Objective:
Locate every line that holds the string "this" and copy it.

>> start

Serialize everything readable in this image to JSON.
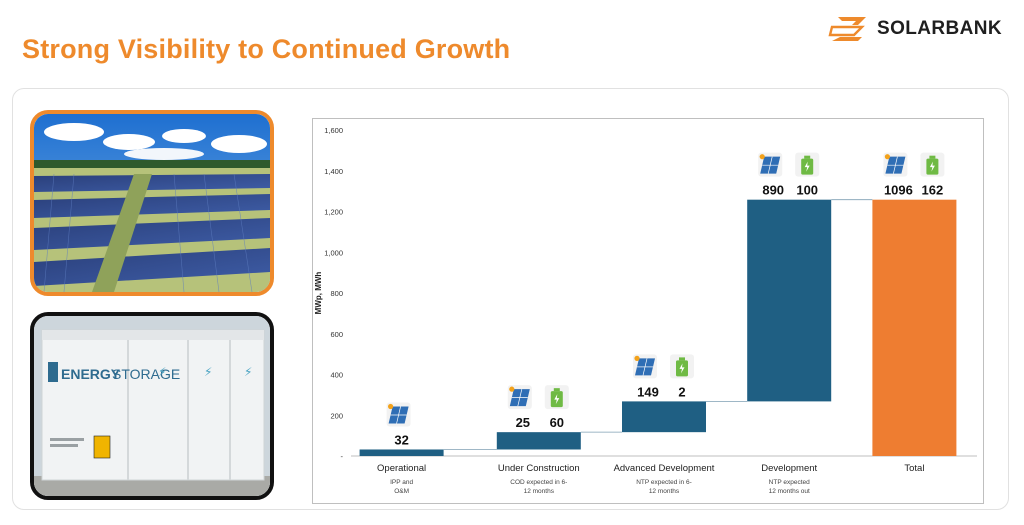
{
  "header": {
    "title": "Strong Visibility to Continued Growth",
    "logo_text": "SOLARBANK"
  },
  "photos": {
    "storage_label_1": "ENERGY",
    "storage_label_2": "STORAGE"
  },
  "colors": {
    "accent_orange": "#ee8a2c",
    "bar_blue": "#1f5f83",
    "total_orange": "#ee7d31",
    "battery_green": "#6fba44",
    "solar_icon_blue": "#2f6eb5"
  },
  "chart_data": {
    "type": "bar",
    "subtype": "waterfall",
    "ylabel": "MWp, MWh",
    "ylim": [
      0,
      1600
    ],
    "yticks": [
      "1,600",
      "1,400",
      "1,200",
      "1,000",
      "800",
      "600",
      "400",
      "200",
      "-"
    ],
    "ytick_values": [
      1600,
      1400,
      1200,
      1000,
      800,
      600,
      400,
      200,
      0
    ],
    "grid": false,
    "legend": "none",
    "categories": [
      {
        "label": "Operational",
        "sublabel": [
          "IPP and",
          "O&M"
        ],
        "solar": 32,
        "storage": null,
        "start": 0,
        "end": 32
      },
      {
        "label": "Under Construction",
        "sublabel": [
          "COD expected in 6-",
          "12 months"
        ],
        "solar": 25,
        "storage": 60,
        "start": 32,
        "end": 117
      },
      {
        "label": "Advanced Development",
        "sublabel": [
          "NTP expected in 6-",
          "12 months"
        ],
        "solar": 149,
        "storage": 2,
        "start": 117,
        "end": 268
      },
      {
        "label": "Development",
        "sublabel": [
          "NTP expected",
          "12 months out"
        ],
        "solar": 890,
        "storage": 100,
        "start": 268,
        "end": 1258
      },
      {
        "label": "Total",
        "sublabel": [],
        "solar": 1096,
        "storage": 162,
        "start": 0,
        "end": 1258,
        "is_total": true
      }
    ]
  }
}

>> end
>> start

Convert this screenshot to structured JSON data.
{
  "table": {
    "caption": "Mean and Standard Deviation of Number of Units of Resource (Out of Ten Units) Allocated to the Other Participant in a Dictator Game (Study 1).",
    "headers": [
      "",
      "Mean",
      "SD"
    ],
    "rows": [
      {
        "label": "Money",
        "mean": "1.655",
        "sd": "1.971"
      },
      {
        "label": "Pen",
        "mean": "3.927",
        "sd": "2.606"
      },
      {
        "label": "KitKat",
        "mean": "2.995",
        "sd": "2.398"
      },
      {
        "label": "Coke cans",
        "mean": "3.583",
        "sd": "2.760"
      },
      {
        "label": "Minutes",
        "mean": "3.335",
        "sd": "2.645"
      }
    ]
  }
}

>> end

Exercise output:
Serialize everything readable in this image to JSON.
Convert this screenshot to structured JSON data.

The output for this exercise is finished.